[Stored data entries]
· · · · · · ·
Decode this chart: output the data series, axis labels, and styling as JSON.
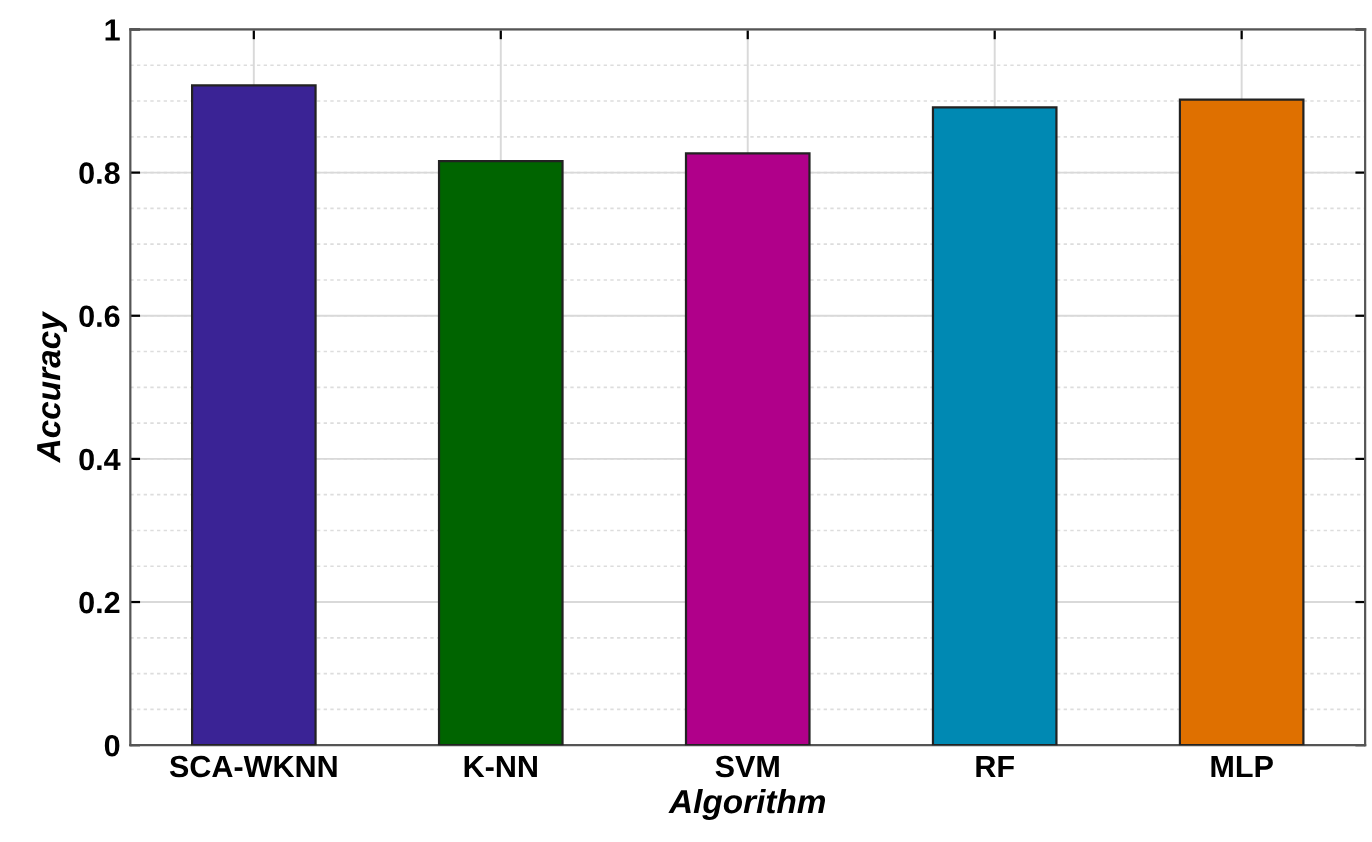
{
  "chart_data": {
    "type": "bar",
    "xlabel": "Algorithm",
    "ylabel": "Accuracy",
    "categories": [
      "SCA-WKNN",
      "K-NN",
      "SVM",
      "RF",
      "MLP"
    ],
    "values": [
      0.922,
      0.816,
      0.827,
      0.891,
      0.902
    ],
    "colors": [
      "#3a2395",
      "#006400",
      "#b0008a",
      "#0089b3",
      "#df7000"
    ],
    "ylim": [
      0,
      1
    ],
    "yticks": [
      0,
      0.2,
      0.4,
      0.6,
      0.8,
      1
    ],
    "grid": true
  }
}
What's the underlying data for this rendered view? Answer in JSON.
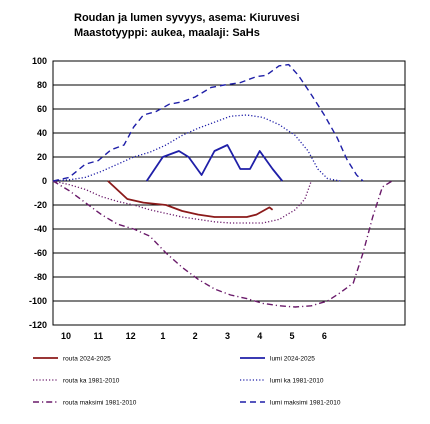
{
  "chart_data": {
    "type": "line",
    "title": "Roudan ja lumen syvyys, asema: Kiuruvesi",
    "subtitle": "Maastotyyppi: aukea, maalaji: SaHs",
    "xlabel": "",
    "ylabel": "",
    "x_ticks": [
      "10",
      "11",
      "12",
      "1",
      "2",
      "3",
      "4",
      "5",
      "6"
    ],
    "ylim": [
      -120,
      100
    ],
    "y_ticks": [
      100,
      80,
      60,
      40,
      20,
      0,
      -20,
      -40,
      -60,
      -80,
      -100,
      -120
    ],
    "grid": "horizontal",
    "legend_position": "bottom",
    "series": [
      {
        "name": "routa 2024-2025",
        "color": "#8b1a1a",
        "style": "solid",
        "points": [
          [
            11.7,
            0
          ],
          [
            12.3,
            -15
          ],
          [
            12.8,
            -18
          ],
          [
            13.5,
            -20
          ],
          [
            14.0,
            -25
          ],
          [
            14.5,
            -28
          ],
          [
            15.0,
            -30
          ],
          [
            15.5,
            -30
          ],
          [
            16.0,
            -30
          ],
          [
            16.3,
            -28
          ],
          [
            16.7,
            -22
          ],
          [
            16.8,
            -24
          ]
        ]
      },
      {
        "name": "lumi 2024-2025",
        "color": "#1f1fa8",
        "style": "solid",
        "points": [
          [
            12.9,
            0
          ],
          [
            13.4,
            20
          ],
          [
            13.9,
            25
          ],
          [
            14.2,
            20
          ],
          [
            14.6,
            5
          ],
          [
            15.0,
            25
          ],
          [
            15.4,
            30
          ],
          [
            15.8,
            10
          ],
          [
            16.1,
            10
          ],
          [
            16.4,
            25
          ],
          [
            16.8,
            10
          ],
          [
            17.1,
            0
          ]
        ]
      },
      {
        "name": "routa ka 1981-2010",
        "color": "#6a1a6a",
        "style": "dotted",
        "points": [
          [
            10.0,
            0
          ],
          [
            10.5,
            -3
          ],
          [
            11.0,
            -7
          ],
          [
            11.5,
            -13
          ],
          [
            12.0,
            -17
          ],
          [
            12.5,
            -20
          ],
          [
            13.0,
            -24
          ],
          [
            13.5,
            -27
          ],
          [
            14.0,
            -30
          ],
          [
            14.5,
            -32
          ],
          [
            15.0,
            -34
          ],
          [
            15.5,
            -35
          ],
          [
            16.0,
            -35
          ],
          [
            16.5,
            -35
          ],
          [
            17.0,
            -32
          ],
          [
            17.5,
            -24
          ],
          [
            17.8,
            -15
          ],
          [
            18.0,
            0
          ]
        ]
      },
      {
        "name": "lumi ka 1981-2010",
        "color": "#1f1fa8",
        "style": "dotted",
        "points": [
          [
            10.0,
            0
          ],
          [
            10.5,
            1
          ],
          [
            11.0,
            3
          ],
          [
            11.5,
            8
          ],
          [
            12.0,
            14
          ],
          [
            12.5,
            20
          ],
          [
            13.0,
            24
          ],
          [
            13.5,
            30
          ],
          [
            14.0,
            38
          ],
          [
            14.5,
            44
          ],
          [
            15.0,
            49
          ],
          [
            15.5,
            54
          ],
          [
            16.0,
            55
          ],
          [
            16.5,
            53
          ],
          [
            17.0,
            47
          ],
          [
            17.5,
            38
          ],
          [
            17.9,
            25
          ],
          [
            18.2,
            10
          ],
          [
            18.5,
            2
          ],
          [
            18.9,
            0
          ]
        ]
      },
      {
        "name": "routa maksimi 1981-2010",
        "color": "#6a1a6a",
        "style": "dashdot",
        "points": [
          [
            10.0,
            0
          ],
          [
            10.5,
            -8
          ],
          [
            11.0,
            -18
          ],
          [
            11.5,
            -28
          ],
          [
            12.0,
            -36
          ],
          [
            12.5,
            -40
          ],
          [
            13.0,
            -46
          ],
          [
            13.5,
            -60
          ],
          [
            14.0,
            -72
          ],
          [
            14.5,
            -82
          ],
          [
            15.0,
            -90
          ],
          [
            15.5,
            -95
          ],
          [
            16.0,
            -98
          ],
          [
            16.5,
            -102
          ],
          [
            17.0,
            -104
          ],
          [
            17.5,
            -105
          ],
          [
            18.0,
            -104
          ],
          [
            18.5,
            -100
          ],
          [
            18.9,
            -93
          ],
          [
            19.3,
            -85
          ],
          [
            19.6,
            -60
          ],
          [
            19.9,
            -30
          ],
          [
            20.2,
            -5
          ],
          [
            20.5,
            0
          ]
        ]
      },
      {
        "name": "lumi maksimi 1981-2010",
        "color": "#1f1fa8",
        "style": "dashed",
        "points": [
          [
            10.0,
            0
          ],
          [
            10.5,
            3
          ],
          [
            11.0,
            14
          ],
          [
            11.4,
            17
          ],
          [
            11.8,
            26
          ],
          [
            12.2,
            30
          ],
          [
            12.5,
            45
          ],
          [
            12.8,
            55
          ],
          [
            13.2,
            58
          ],
          [
            13.6,
            64
          ],
          [
            14.0,
            66
          ],
          [
            14.4,
            70
          ],
          [
            14.9,
            78
          ],
          [
            15.3,
            80
          ],
          [
            15.8,
            82
          ],
          [
            16.3,
            87
          ],
          [
            16.6,
            88
          ],
          [
            17.0,
            96
          ],
          [
            17.3,
            97
          ],
          [
            17.6,
            88
          ],
          [
            18.0,
            72
          ],
          [
            18.4,
            55
          ],
          [
            18.8,
            36
          ],
          [
            19.1,
            18
          ],
          [
            19.4,
            5
          ],
          [
            19.6,
            0
          ]
        ]
      }
    ]
  }
}
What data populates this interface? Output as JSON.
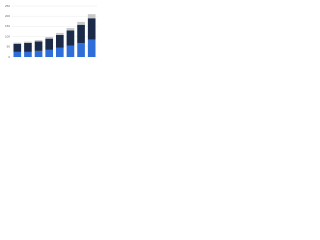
{
  "chart_data": {
    "type": "bar",
    "stacked": true,
    "categories": [
      null,
      null,
      null,
      null,
      null,
      null,
      null,
      null
    ],
    "series": [
      {
        "color": "#2f6ed8",
        "values": [
          25,
          25,
          30,
          35,
          45,
          55,
          68,
          85
        ]
      },
      {
        "color": "#1a2a48",
        "values": [
          40,
          44,
          46,
          55,
          63,
          75,
          90,
          105
        ]
      },
      {
        "color": "#c8c8c8",
        "values": [
          5,
          6,
          7,
          8,
          10,
          12,
          14,
          20
        ]
      }
    ],
    "ylim": [
      0,
      250
    ],
    "yticks": [
      0,
      50,
      100,
      150,
      200,
      250
    ],
    "grid": true
  }
}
· · · · · · ·
→ Given problem
The records above should be reproduced exactly, with no pictures included.

→ Worked solution
Decode this chart: output the data series, axis labels, and styling as JSON.
{
  "chart_data": {
    "type": "bar",
    "xlabel": "Algorithm",
    "ylabel": "Accuracy",
    "categories": [
      "SCA-WKNN",
      "K-NN",
      "SVM",
      "RF",
      "MLP"
    ],
    "values": [
      0.922,
      0.816,
      0.827,
      0.891,
      0.902
    ],
    "colors": [
      "#3a2395",
      "#006400",
      "#b0008a",
      "#0089b3",
      "#df7000"
    ],
    "ylim": [
      0,
      1
    ],
    "yticks": [
      0,
      0.2,
      0.4,
      0.6,
      0.8,
      1
    ],
    "grid": true
  }
}
What's the underlying data for this rendered view? Answer in JSON.
{
  "chart_data": {
    "type": "line",
    "title": "Roudan ja lumen syvyys, asema: Kiuruvesi",
    "subtitle": "Maastotyyppi: aukea, maalaji: SaHs",
    "xlabel": "",
    "ylabel": "",
    "x_ticks": [
      "10",
      "11",
      "12",
      "1",
      "2",
      "3",
      "4",
      "5",
      "6"
    ],
    "ylim": [
      -120,
      100
    ],
    "y_ticks": [
      100,
      80,
      60,
      40,
      20,
      0,
      -20,
      -40,
      -60,
      -80,
      -100,
      -120
    ],
    "grid": "horizontal",
    "legend_position": "bottom",
    "series": [
      {
        "name": "routa 2024-2025",
        "color": "#8b1a1a",
        "style": "solid",
        "points": [
          [
            11.7,
            0
          ],
          [
            12.3,
            -15
          ],
          [
            12.8,
            -18
          ],
          [
            13.5,
            -20
          ],
          [
            14.0,
            -25
          ],
          [
            14.5,
            -28
          ],
          [
            15.0,
            -30
          ],
          [
            15.5,
            -30
          ],
          [
            16.0,
            -30
          ],
          [
            16.3,
            -28
          ],
          [
            16.7,
            -22
          ],
          [
            16.8,
            -24
          ]
        ]
      },
      {
        "name": "lumi 2024-2025",
        "color": "#1f1fa8",
        "style": "solid",
        "points": [
          [
            12.9,
            0
          ],
          [
            13.4,
            20
          ],
          [
            13.9,
            25
          ],
          [
            14.2,
            20
          ],
          [
            14.6,
            5
          ],
          [
            15.0,
            25
          ],
          [
            15.4,
            30
          ],
          [
            15.8,
            10
          ],
          [
            16.1,
            10
          ],
          [
            16.4,
            25
          ],
          [
            16.8,
            10
          ],
          [
            17.1,
            0
          ]
        ]
      },
      {
        "name": "routa ka 1981-2010",
        "color": "#6a1a6a",
        "style": "dotted",
        "points": [
          [
            10.0,
            0
          ],
          [
            10.5,
            -3
          ],
          [
            11.0,
            -7
          ],
          [
            11.5,
            -13
          ],
          [
            12.0,
            -17
          ],
          [
            12.5,
            -20
          ],
          [
            13.0,
            -24
          ],
          [
            13.5,
            -27
          ],
          [
            14.0,
            -30
          ],
          [
            14.5,
            -32
          ],
          [
            15.0,
            -34
          ],
          [
            15.5,
            -35
          ],
          [
            16.0,
            -35
          ],
          [
            16.5,
            -35
          ],
          [
            17.0,
            -32
          ],
          [
            17.5,
            -24
          ],
          [
            17.8,
            -15
          ],
          [
            18.0,
            0
          ]
        ]
      },
      {
        "name": "lumi ka 1981-2010",
        "color": "#1f1fa8",
        "style": "dotted",
        "points": [
          [
            10.0,
            0
          ],
          [
            10.5,
            1
          ],
          [
            11.0,
            3
          ],
          [
            11.5,
            8
          ],
          [
            12.0,
            14
          ],
          [
            12.5,
            20
          ],
          [
            13.0,
            24
          ],
          [
            13.5,
            30
          ],
          [
            14.0,
            38
          ],
          [
            14.5,
            44
          ],
          [
            15.0,
            49
          ],
          [
            15.5,
            54
          ],
          [
            16.0,
            55
          ],
          [
            16.5,
            53
          ],
          [
            17.0,
            47
          ],
          [
            17.5,
            38
          ],
          [
            17.9,
            25
          ],
          [
            18.2,
            10
          ],
          [
            18.5,
            2
          ],
          [
            18.9,
            0
          ]
        ]
      },
      {
        "name": "routa maksimi 1981-2010",
        "color": "#6a1a6a",
        "style": "dashdot",
        "points": [
          [
            10.0,
            0
          ],
          [
            10.5,
            -8
          ],
          [
            11.0,
            -18
          ],
          [
            11.5,
            -28
          ],
          [
            12.0,
            -36
          ],
          [
            12.5,
            -40
          ],
          [
            13.0,
            -46
          ],
          [
            13.5,
            -60
          ],
          [
            14.0,
            -72
          ],
          [
            14.5,
            -82
          ],
          [
            15.0,
            -90
          ],
          [
            15.5,
            -95
          ],
          [
            16.0,
            -98
          ],
          [
            16.5,
            -102
          ],
          [
            17.0,
            -104
          ],
          [
            17.5,
            -105
          ],
          [
            18.0,
            -104
          ],
          [
            18.5,
            -100
          ],
          [
            18.9,
            -93
          ],
          [
            19.3,
            -85
          ],
          [
            19.6,
            -60
          ],
          [
            19.9,
            -30
          ],
          [
            20.2,
            -5
          ],
          [
            20.5,
            0
          ]
        ]
      },
      {
        "name": "lumi maksimi 1981-2010",
        "color": "#1f1fa8",
        "style": "dashed",
        "points": [
          [
            10.0,
            0
          ],
          [
            10.5,
            3
          ],
          [
            11.0,
            14
          ],
          [
            11.4,
            17
          ],
          [
            11.8,
            26
          ],
          [
            12.2,
            30
          ],
          [
            12.5,
            45
          ],
          [
            12.8,
            55
          ],
          [
            13.2,
            58
          ],
          [
            13.6,
            64
          ],
          [
            14.0,
            66
          ],
          [
            14.4,
            70
          ],
          [
            14.9,
            78
          ],
          [
            15.3,
            80
          ],
          [
            15.8,
            82
          ],
          [
            16.3,
            87
          ],
          [
            16.6,
            88
          ],
          [
            17.0,
            96
          ],
          [
            17.3,
            97
          ],
          [
            17.6,
            88
          ],
          [
            18.0,
            72
          ],
          [
            18.4,
            55
          ],
          [
            18.8,
            36
          ],
          [
            19.1,
            18
          ],
          [
            19.4,
            5
          ],
          [
            19.6,
            0
          ]
        ]
      }
    ]
  }
}
What data populates this interface? Output as JSON.
{
  "chart_data": {
    "type": "bar",
    "stacked": true,
    "categories": [
      null,
      null,
      null,
      null,
      null,
      null,
      null,
      null
    ],
    "series": [
      {
        "color": "#2f6ed8",
        "values": [
          25,
          25,
          30,
          35,
          45,
          55,
          68,
          85
        ]
      },
      {
        "color": "#1a2a48",
        "values": [
          40,
          44,
          46,
          55,
          63,
          75,
          90,
          105
        ]
      },
      {
        "color": "#c8c8c8",
        "values": [
          5,
          6,
          7,
          8,
          10,
          12,
          14,
          20
        ]
      }
    ],
    "ylim": [
      0,
      250
    ],
    "yticks": [
      0,
      50,
      100,
      150,
      200,
      250
    ],
    "grid": true
  }
}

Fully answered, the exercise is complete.